Exercise data:
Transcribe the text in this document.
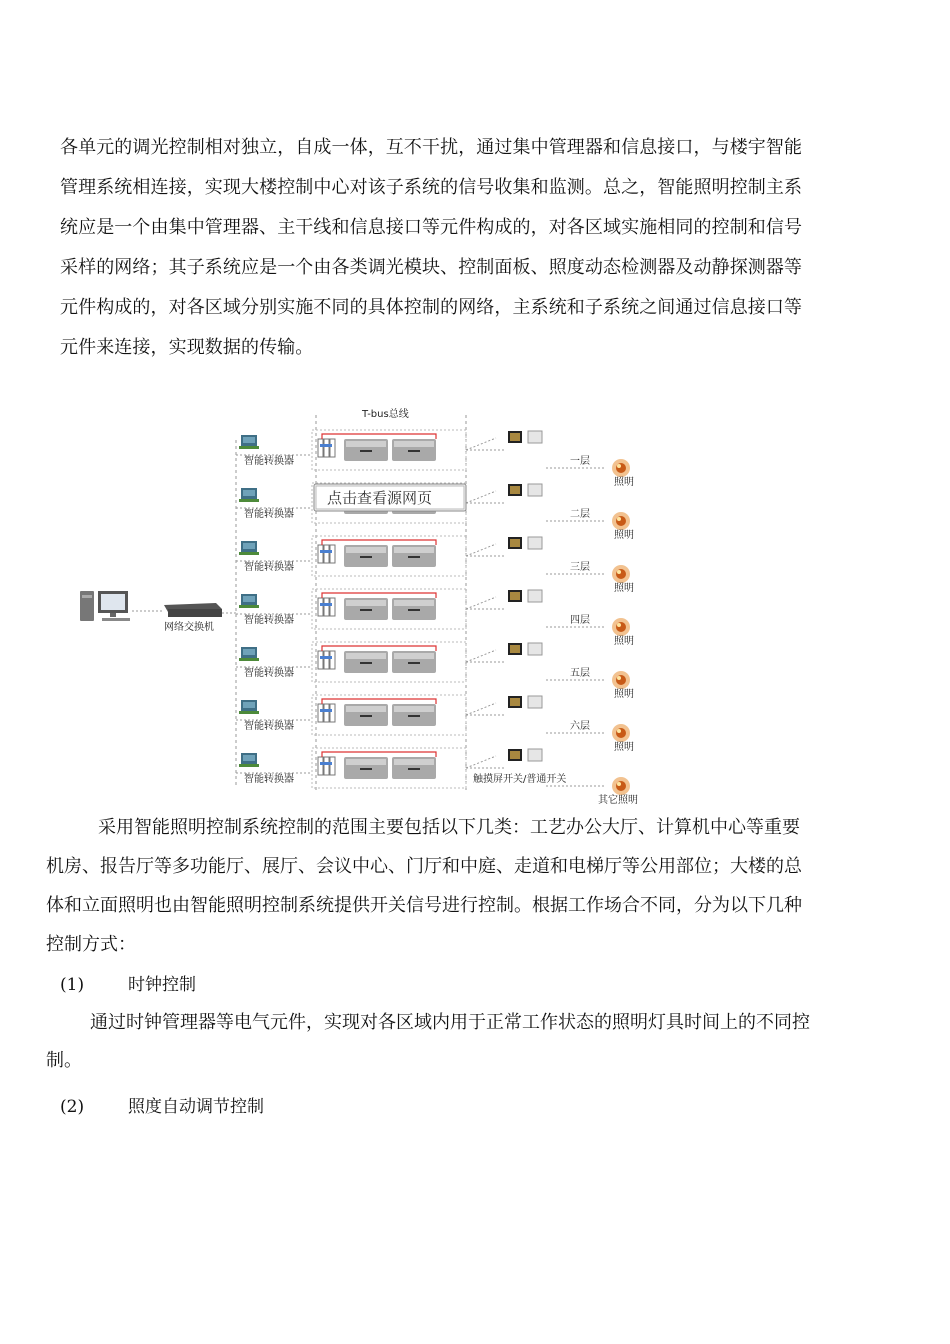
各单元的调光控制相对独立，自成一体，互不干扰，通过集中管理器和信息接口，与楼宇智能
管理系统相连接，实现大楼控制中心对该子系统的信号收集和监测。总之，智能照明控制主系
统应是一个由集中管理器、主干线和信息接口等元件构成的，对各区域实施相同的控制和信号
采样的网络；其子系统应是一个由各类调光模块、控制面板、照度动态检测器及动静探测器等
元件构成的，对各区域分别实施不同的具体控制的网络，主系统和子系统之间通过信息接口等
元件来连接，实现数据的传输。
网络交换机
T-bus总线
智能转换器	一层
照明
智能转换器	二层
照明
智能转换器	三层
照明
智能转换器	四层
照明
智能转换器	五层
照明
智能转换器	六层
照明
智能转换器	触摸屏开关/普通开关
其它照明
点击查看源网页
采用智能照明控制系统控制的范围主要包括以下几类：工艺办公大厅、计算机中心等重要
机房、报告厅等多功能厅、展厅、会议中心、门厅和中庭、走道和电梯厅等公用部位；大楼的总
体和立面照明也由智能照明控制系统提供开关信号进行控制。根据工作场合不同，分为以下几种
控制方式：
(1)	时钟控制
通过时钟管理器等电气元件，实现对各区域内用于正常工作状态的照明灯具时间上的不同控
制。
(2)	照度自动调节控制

The problem:
Copy out each line of the material that holds the word "智能转换器".

Output of the exercise:
智能转换器	一层
智能转换器	二层
智能转换器	三层
智能转换器	四层
智能转换器	五层
智能转换器	六层
智能转换器	触摸屏开关/普通开关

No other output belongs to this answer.